> [Problem to work on]: Rewrite the listing below, replacing every occurrence of "candle-body" with "bar-body" and leaving everything else as it is.

A run of records:

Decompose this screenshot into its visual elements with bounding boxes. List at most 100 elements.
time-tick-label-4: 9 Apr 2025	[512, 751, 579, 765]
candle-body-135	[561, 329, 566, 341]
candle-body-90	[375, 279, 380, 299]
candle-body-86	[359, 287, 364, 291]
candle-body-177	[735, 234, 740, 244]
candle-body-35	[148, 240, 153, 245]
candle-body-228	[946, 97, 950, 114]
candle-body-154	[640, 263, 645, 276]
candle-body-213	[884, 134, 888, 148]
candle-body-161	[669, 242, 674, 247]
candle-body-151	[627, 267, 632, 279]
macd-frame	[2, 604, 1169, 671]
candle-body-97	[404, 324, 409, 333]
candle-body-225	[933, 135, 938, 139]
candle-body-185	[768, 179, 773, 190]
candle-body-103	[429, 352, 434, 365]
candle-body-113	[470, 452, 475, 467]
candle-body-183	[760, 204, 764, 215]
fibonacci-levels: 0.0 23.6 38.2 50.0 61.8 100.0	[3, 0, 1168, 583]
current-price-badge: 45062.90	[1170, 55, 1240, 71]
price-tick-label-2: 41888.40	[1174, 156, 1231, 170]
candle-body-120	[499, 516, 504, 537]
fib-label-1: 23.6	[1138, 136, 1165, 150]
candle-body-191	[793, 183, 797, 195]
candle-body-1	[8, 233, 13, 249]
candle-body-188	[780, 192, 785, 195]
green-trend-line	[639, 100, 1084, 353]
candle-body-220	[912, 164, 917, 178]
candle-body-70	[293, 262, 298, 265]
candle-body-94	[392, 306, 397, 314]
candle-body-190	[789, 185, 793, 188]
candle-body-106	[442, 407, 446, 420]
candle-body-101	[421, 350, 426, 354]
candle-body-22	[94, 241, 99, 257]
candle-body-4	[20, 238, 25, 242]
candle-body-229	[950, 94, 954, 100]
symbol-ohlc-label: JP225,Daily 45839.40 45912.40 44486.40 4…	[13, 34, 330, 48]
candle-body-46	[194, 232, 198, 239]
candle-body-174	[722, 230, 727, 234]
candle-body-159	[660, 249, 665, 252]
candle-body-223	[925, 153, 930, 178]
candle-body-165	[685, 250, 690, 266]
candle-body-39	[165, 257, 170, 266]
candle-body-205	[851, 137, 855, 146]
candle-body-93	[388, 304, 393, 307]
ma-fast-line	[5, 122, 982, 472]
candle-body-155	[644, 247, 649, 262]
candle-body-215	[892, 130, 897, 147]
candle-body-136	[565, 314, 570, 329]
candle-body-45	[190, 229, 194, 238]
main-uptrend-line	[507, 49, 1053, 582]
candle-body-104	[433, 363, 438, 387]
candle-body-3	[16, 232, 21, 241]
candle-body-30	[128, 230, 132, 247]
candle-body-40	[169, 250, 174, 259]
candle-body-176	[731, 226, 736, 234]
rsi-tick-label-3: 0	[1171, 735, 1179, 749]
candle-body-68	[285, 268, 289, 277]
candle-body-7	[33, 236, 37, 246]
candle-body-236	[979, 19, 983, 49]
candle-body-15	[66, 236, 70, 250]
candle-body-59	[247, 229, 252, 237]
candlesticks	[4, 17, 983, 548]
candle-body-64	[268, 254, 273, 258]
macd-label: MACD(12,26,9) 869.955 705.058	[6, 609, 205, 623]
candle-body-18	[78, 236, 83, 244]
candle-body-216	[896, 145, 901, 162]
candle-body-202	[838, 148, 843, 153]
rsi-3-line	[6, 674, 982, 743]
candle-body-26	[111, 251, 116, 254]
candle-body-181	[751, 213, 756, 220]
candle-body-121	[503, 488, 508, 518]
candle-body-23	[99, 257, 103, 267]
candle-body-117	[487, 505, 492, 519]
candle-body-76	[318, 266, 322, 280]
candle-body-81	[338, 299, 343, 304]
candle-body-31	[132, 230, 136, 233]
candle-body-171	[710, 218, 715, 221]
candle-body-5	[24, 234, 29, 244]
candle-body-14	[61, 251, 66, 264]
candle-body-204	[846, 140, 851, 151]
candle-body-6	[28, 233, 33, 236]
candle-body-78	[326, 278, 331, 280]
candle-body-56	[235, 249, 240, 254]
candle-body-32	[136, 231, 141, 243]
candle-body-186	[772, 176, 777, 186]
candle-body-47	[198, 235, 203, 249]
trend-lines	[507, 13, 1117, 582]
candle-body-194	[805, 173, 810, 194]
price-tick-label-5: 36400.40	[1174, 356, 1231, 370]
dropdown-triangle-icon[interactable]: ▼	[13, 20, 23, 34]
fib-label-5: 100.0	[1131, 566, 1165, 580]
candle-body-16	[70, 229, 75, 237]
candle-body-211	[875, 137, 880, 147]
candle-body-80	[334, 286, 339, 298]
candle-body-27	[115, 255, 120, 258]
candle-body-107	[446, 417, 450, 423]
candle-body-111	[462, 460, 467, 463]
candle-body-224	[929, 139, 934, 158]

> [Response to the exercise]:
Decompose this screenshot into its visual elements with bounding boxes. List at most 100 elements.
time-tick-label-4: 9 Apr 2025	[512, 751, 579, 765]
bar-body-135	[561, 329, 566, 341]
bar-body-90	[375, 279, 380, 299]
bar-body-86	[359, 287, 364, 291]
bar-body-177	[735, 234, 740, 244]
bar-body-35	[148, 240, 153, 245]
bar-body-228	[946, 97, 950, 114]
bar-body-154	[640, 263, 645, 276]
bar-body-213	[884, 134, 888, 148]
bar-body-161	[669, 242, 674, 247]
bar-body-151	[627, 267, 632, 279]
macd-frame	[2, 604, 1169, 671]
bar-body-97	[404, 324, 409, 333]
bar-body-225	[933, 135, 938, 139]
bar-body-185	[768, 179, 773, 190]
bar-body-103	[429, 352, 434, 365]
bar-body-113	[470, 452, 475, 467]
bar-body-183	[760, 204, 764, 215]
fibonacci-levels: 0.0 23.6 38.2 50.0 61.8 100.0	[3, 0, 1168, 583]
current-price-badge: 45062.90	[1170, 55, 1240, 71]
price-tick-label-2: 41888.40	[1174, 156, 1231, 170]
bar-body-120	[499, 516, 504, 537]
fib-label-1: 23.6	[1138, 136, 1165, 150]
bar-body-191	[793, 183, 797, 195]
bar-body-1	[8, 233, 13, 249]
bar-body-188	[780, 192, 785, 195]
green-trend-line	[639, 100, 1084, 353]
bar-body-220	[912, 164, 917, 178]
bar-body-70	[293, 262, 298, 265]
bar-body-94	[392, 306, 397, 314]
bar-body-190	[789, 185, 793, 188]
bar-body-106	[442, 407, 446, 420]
bar-body-101	[421, 350, 426, 354]
bar-body-22	[94, 241, 99, 257]
bar-body-4	[20, 238, 25, 242]
bar-body-229	[950, 94, 954, 100]
symbol-ohlc-label: JP225,Daily 45839.40 45912.40 44486.40 4…	[13, 34, 330, 48]
bar-body-46	[194, 232, 198, 239]
bar-body-174	[722, 230, 727, 234]
bar-body-159	[660, 249, 665, 252]
bar-body-223	[925, 153, 930, 178]
bar-body-165	[685, 250, 690, 266]
bar-body-39	[165, 257, 170, 266]
bar-body-205	[851, 137, 855, 146]
bar-body-93	[388, 304, 393, 307]
ma-fast-line	[5, 122, 982, 472]
bar-body-155	[644, 247, 649, 262]
bar-body-215	[892, 130, 897, 147]
bar-body-136	[565, 314, 570, 329]
bar-body-45	[190, 229, 194, 238]
main-uptrend-line	[507, 49, 1053, 582]
bar-body-104	[433, 363, 438, 387]
bar-body-3	[16, 232, 21, 241]
bar-body-30	[128, 230, 132, 247]
bar-body-40	[169, 250, 174, 259]
bar-body-176	[731, 226, 736, 234]
rsi-tick-label-3: 0	[1171, 735, 1179, 749]
bar-body-68	[285, 268, 289, 277]
bar-body-7	[33, 236, 37, 246]
bar-body-236	[979, 19, 983, 49]
bar-body-15	[66, 236, 70, 250]
bar-body-59	[247, 229, 252, 237]
candlesticks	[4, 17, 983, 548]
bar-body-64	[268, 254, 273, 258]
macd-label: MACD(12,26,9) 869.955 705.058	[6, 609, 205, 623]
bar-body-18	[78, 236, 83, 244]
bar-body-216	[896, 145, 901, 162]
bar-body-202	[838, 148, 843, 153]
rsi-3-line	[6, 674, 982, 743]
bar-body-26	[111, 251, 116, 254]
bar-body-181	[751, 213, 756, 220]
bar-body-121	[503, 488, 508, 518]
bar-body-23	[99, 257, 103, 267]
bar-body-117	[487, 505, 492, 519]
bar-body-76	[318, 266, 322, 280]
bar-body-81	[338, 299, 343, 304]
bar-body-31	[132, 230, 136, 233]
bar-body-171	[710, 218, 715, 221]
bar-body-5	[24, 234, 29, 244]
bar-body-14	[61, 251, 66, 264]
bar-body-204	[846, 140, 851, 151]
bar-body-6	[28, 233, 33, 236]
bar-body-78	[326, 278, 331, 280]
bar-body-56	[235, 249, 240, 254]
bar-body-32	[136, 231, 141, 243]
bar-body-186	[772, 176, 777, 186]
bar-body-47	[198, 235, 203, 249]
trend-lines	[507, 13, 1117, 582]
bar-body-194	[805, 173, 810, 194]
price-tick-label-5: 36400.40	[1174, 356, 1231, 370]
dropdown-triangle-icon[interactable]: ▼	[13, 20, 23, 34]
fib-label-5: 100.0	[1131, 566, 1165, 580]
bar-body-16	[70, 229, 75, 237]
bar-body-211	[875, 137, 880, 147]
bar-body-80	[334, 286, 339, 298]
bar-body-27	[115, 255, 120, 258]
bar-body-107	[446, 417, 450, 423]
bar-body-111	[462, 460, 467, 463]
bar-body-224	[929, 139, 934, 158]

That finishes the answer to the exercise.